* **Given task**: Print exactly the lines from the one containing "Output the text content of this document." through the last line of the listing, both included.

* **Entries provided**:
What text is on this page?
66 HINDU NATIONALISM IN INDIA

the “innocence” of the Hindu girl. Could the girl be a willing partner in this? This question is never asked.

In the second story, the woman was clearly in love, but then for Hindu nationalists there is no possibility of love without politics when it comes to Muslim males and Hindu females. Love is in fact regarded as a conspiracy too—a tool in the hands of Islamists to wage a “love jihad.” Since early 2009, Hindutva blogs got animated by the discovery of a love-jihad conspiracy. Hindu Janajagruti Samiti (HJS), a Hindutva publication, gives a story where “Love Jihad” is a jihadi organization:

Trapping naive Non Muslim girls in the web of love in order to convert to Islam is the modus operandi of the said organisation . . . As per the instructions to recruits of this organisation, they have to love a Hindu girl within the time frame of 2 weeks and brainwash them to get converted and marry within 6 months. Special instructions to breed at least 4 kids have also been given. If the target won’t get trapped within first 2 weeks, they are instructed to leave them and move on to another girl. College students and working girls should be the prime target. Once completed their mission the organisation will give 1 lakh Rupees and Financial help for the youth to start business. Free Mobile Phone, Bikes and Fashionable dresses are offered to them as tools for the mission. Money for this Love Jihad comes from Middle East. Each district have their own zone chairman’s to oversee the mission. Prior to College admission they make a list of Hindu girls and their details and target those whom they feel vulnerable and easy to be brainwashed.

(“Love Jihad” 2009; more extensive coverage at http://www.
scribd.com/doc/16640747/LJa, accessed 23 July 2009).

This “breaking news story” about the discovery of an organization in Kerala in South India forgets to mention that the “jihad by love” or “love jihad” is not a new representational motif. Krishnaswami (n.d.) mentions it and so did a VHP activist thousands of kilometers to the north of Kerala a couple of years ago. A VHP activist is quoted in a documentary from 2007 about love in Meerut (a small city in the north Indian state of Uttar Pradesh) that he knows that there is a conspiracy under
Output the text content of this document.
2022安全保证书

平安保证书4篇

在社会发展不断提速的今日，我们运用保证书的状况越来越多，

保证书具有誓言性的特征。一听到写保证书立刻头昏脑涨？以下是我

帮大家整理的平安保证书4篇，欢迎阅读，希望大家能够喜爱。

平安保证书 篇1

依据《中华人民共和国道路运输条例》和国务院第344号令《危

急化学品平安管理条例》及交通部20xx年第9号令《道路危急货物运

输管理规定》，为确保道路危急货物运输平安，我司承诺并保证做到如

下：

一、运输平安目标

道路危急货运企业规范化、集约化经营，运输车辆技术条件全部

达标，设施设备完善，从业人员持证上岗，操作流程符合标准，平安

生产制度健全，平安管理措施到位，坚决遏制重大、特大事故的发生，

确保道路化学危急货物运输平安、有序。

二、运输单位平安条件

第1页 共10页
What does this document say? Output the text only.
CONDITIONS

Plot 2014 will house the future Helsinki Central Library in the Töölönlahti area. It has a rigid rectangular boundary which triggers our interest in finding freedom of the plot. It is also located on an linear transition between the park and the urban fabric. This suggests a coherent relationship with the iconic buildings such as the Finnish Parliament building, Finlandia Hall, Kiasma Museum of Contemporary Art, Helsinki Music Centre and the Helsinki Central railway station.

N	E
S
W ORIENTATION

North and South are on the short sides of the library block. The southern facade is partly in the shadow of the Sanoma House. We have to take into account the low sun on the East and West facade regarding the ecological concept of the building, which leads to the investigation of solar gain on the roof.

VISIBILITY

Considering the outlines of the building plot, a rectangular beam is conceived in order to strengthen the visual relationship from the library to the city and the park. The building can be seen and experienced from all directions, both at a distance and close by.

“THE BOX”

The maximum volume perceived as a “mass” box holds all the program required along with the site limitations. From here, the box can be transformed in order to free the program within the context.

* **Exercise result**:
Output the text content of this document.
2022安全保证书

平安保证书4篇

在社会发展不断提速的今日，我们运用保证书的状况越来越多，

保证书具有誓言性的特征。一听到写保证书立刻头昏脑涨？以下是我

帮大家整理的平安保证书4篇，欢迎阅读，希望大家能够喜爱。

平安保证书 篇1

依据《中华人民共和国道路运输条例》和国务院第344号令《危

急化学品平安管理条例》及交通部20xx年第9号令《道路危急货物运

输管理规定》，为确保道路危急货物运输平安，我司承诺并保证做到如

下：

一、运输平安目标

道路危急货运企业规范化、集约化经营，运输车辆技术条件全部

达标，设施设备完善，从业人员持证上岗，操作流程符合标准，平安

生产制度健全，平安管理措施到位，坚决遏制重大、特大事故的发生，

确保道路化学危急货物运输平安、有序。

二、运输单位平安条件

第1页 共10页
What does this document say? Output the text only.
CONDITIONS

Plot 2014 will house the future Helsinki Central Library in the Töölönlahti area. It has a rigid rectangular boundary which triggers our interest in finding freedom of the plot. It is also located on an linear transition between the park and the urban fabric. This suggests a coherent relationship with the iconic buildings such as the Finnish Parliament building, Finlandia Hall, Kiasma Museum of Contemporary Art, Helsinki Music Centre and the Helsinki Central railway station.

N	E
S
W ORIENTATION

North and South are on the short sides of the library block. The southern facade is partly in the shadow of the Sanoma House. We have to take into account the low sun on the East and West facade regarding the ecological concept of the building, which leads to the investigation of solar gain on the roof.

VISIBILITY

Considering the outlines of the building plot, a rectangular beam is conceived in order to strengthen the visual relationship from the library to the city and the park. The building can be seen and experienced from all directions, both at a distance and close by.

“THE BOX”

The maximum volume perceived as a “mass” box holds all the program required along with the site limitations. From here, the box can be transformed in order to free the program within the context.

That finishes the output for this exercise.